◆ GIVEN ENTRIES:

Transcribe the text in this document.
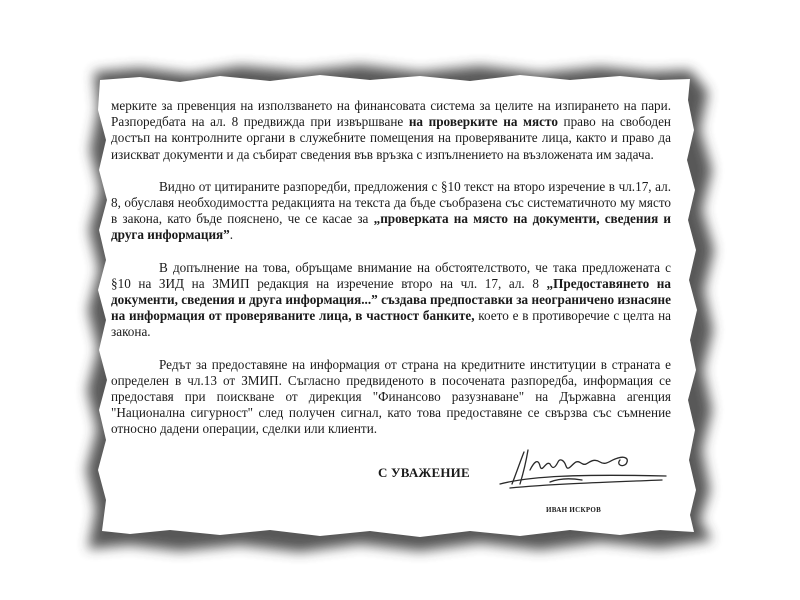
мерките за превенция на използването на финансовата система за целите на изпирането на пари. Разпоредбата на ал. 8 предвижда при извършване на проверките на място право на свободен достъп на контролните органи в служебните помещения на проверяваните лица, както и право да изискват документи и да събират сведения във връзка с изпълнението на възложената им задача.

Видно от цитираните разпоредби, предложения с §10 текст на второ изречение в чл.17, ал. 8, обуславя необходимостта редакцията на текста да бъде съобразена със систематичното му място в закона, като бъде пояснено, че се касае за „проверката на място на документи, сведения и друга информация”.

В допълнение на това, обръщаме внимание на обстоятелството, че така предложената с §10 на ЗИД на ЗМИП редакция на изречение второ на чл. 17, ал. 8 „Предоставянето на документи, сведения и друга информация...” създава предпоставки за неограничено изнасяне на информация от проверяваните лица, в частност банките, което е в противоречие с целта на закона.

Редът за предоставяне на информация от страна на кредитните институции в страната е определен в чл.13 от ЗМИП. Съгласно предвиденото в посочената разпоредба, информация се предоставя при поискване от дирекция "Финансово разузнаване" на Държавна агенция "Национална сигурност" след получен сигнал, като това предоставяне се свързва със съмнение относно дадени операции, сделки или клиенти.

С УВАЖЕНИЕ
ИВАН ИСКРОВ
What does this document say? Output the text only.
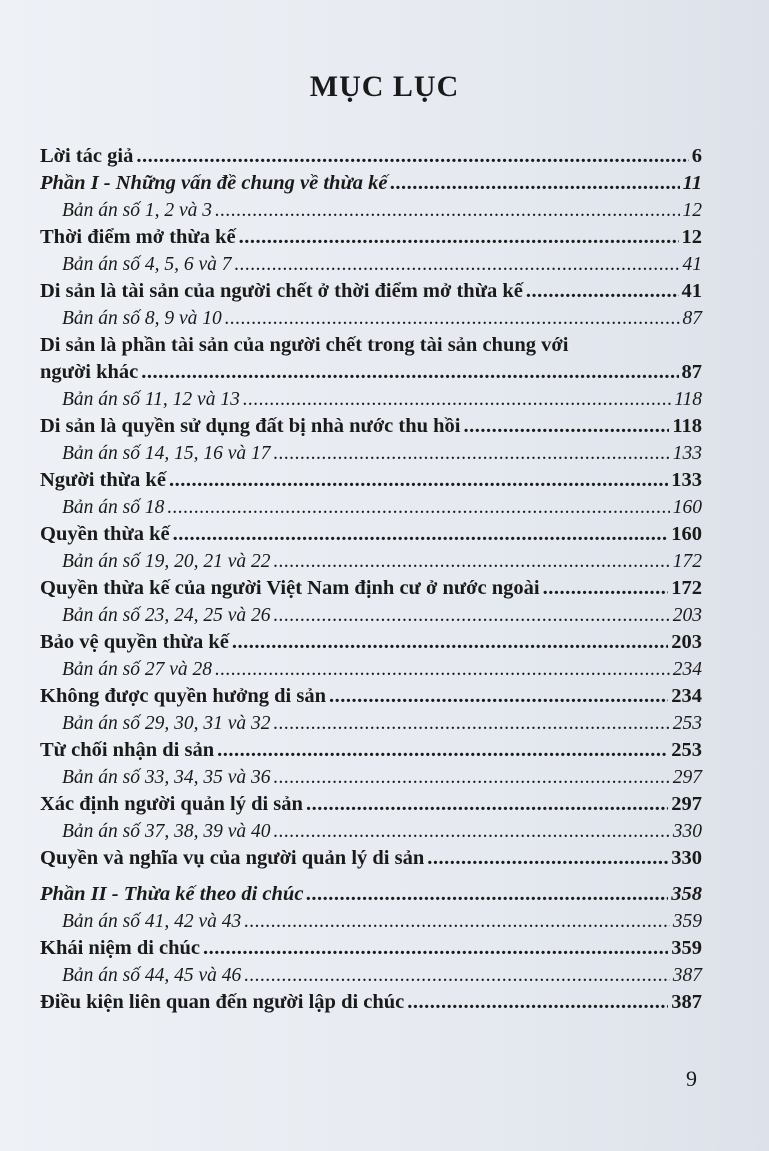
MỤC LỤC
Lời tác giả .....	6
Phần I - Những vấn đề chung về thừa kế .....	11
Bản án số 1, 2 và 3 .....	12
Thời điểm mở thừa kế .....	12
Bản án số 4, 5, 6 và 7 .....	41
Di sản là tài sản của người chết ở thời điểm mở thừa kế .....	41
Bản án số 8, 9 và 10 .....	87
Di sản là phần tài sản của người chết trong tài sản chung với
người khác .....	87
Bản án số 11, 12 và 13 .....	118
Di sản là quyền sử dụng đất bị nhà nước thu hồi .....	118
Bản án số 14, 15, 16 và 17 .....	133
Người thừa kế .....	133
Bản án số 18 .....	160
Quyền thừa kế .....	160
Bản án số 19, 20, 21 và 22 .....	172
Quyền thừa kế của người Việt Nam định cư ở nước ngoài .....	172
Bản án số 23, 24, 25 và 26 .....	203
Bảo vệ quyền thừa kế .....	203
Bản án số 27 và 28 .....	234
Không được quyền hưởng di sản .....	234
Bản án số 29, 30, 31 và 32 .....	253
Từ chối nhận di sản .....	253
Bản án số 33, 34, 35 và 36 .....	297
Xác định người quản lý di sản .....	297
Bản án số 37, 38, 39 và 40 .....	330
Quyền và nghĩa vụ của người quản lý di sản .....	330
Phần II - Thừa kế theo di chúc .....	358
Bản án số 41, 42 và 43 .....	359
Khái niệm di chúc .....	359
Bản án số 44, 45 và 46 .....	387
Điều kiện liên quan đến người lập di chúc .....	387
9
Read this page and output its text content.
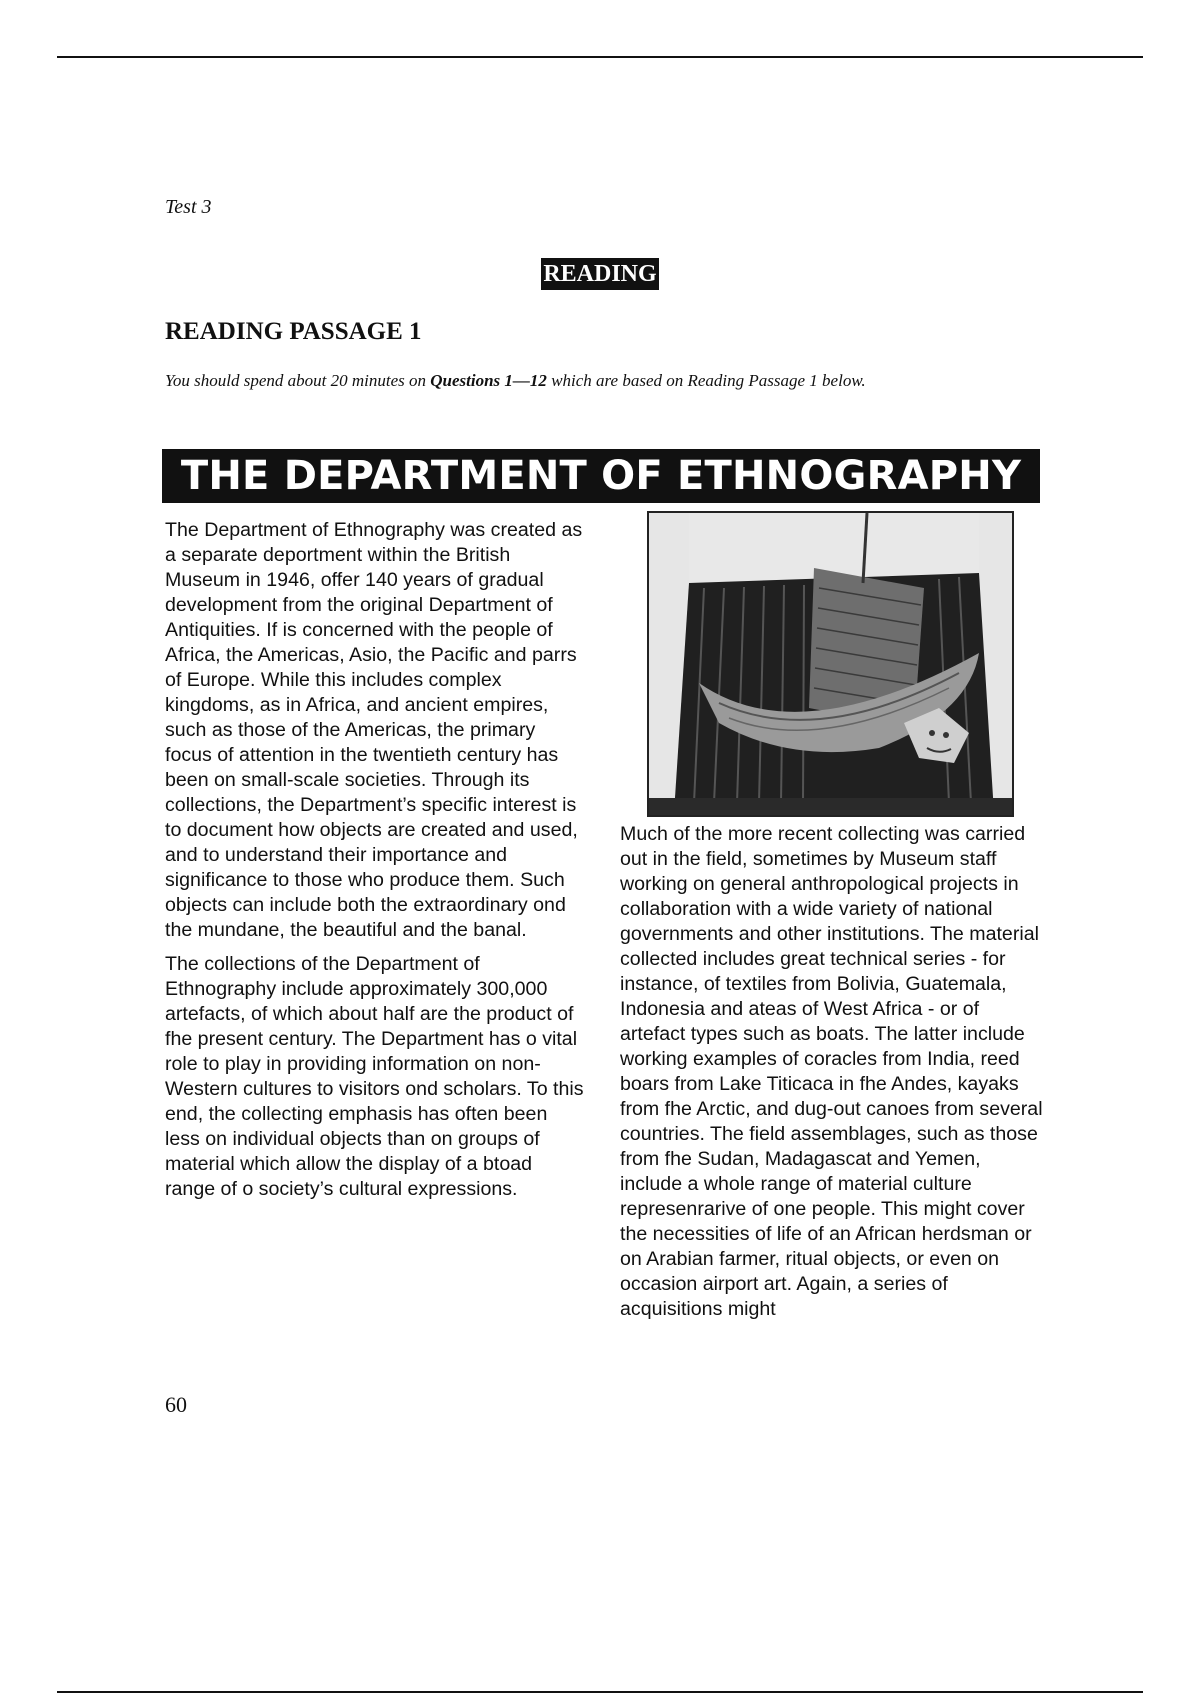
Test 3
READING
READING PASSAGE 1
You should spend about 20 minutes on Questions 1—12 which are based on Reading Passage 1 below.
THE DEPARTMENT OF ETHNOGRAPHY

The Department of Ethnography was created as a separate deportment within the British Museum in 1946, offer 140 years of gradual development from the original Department of Antiquities. If is concerned with the people of Africa, the Americas, Asio, the Pacific and parrs of Europe. While this includes complex kingdoms, as in Africa, and ancient empires, such as those of the Americas, the primary focus of attention in the twentieth century has been on small-scale societies. Through its collections, the Department’s specific interest is to document how objects are created and used, and to understand their importance and significance to those who produce them. Such objects can include both the extraordinary ond the mundane, the beautiful and the banal.

The collections of the Department of Ethnography include approximately 300,000 artefacts, of which about half are the product of fhe present century. The Department has o vital role to play in providing information on non-Western cultures to visitors ond scholars. To this end, the collecting emphasis has often been less on individual objects than on groups of material which allow the display of a btoad range of o society’s cultural expressions.

Much of the more recent collecting was carried out in the field, sometimes by Museum staff working on general anthropological projects in collaboration with a wide variety of national governments and other institutions. The material collected includes great technical series - for instance, of textiles from Bolivia, Guatemala, Indonesia and ateas of West Africa - or of artefact types such as boats. The latter include working examples of coracles from India, reed boars from Lake Titicaca in fhe Andes, kayaks from fhe Arctic, and dug-out canoes from several countries. The field assemblages, such as those from fhe Sudan, Madagascat and Yemen, include a whole range of material culture represenrarive of one people. This might cover the necessities of life of an African herdsman or on Arabian farmer, ritual objects, or even on occasion airport art. Again, a series of acquisitions might

60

◆ TASK REQUIREMENTS:
Go through the entries and return each line where the word "друга" appears.

◆ EXERCISE SOLUTION:
Видно от цитираните разпоредби, предложения с §10 текст на второ изречение в чл.17, ал. 8, обуславя необходимостта редакцията на текста да бъде съобразена със систематичното му място в закона, като бъде пояснено, че се касае за „проверката на място на документи, сведения и друга информация”.
В допълнение на това, обръщаме внимание на обстоятелството, че така предложената с §10 на ЗИД на ЗМИП редакция на изречение второ на чл. 17, ал. 8 „Предоставянето на документи, сведения и друга информация...” създава предпоставки за неограничено изнасяне на информация от проверяваните лица, в частност банките, което е в противоречие с целта на закона.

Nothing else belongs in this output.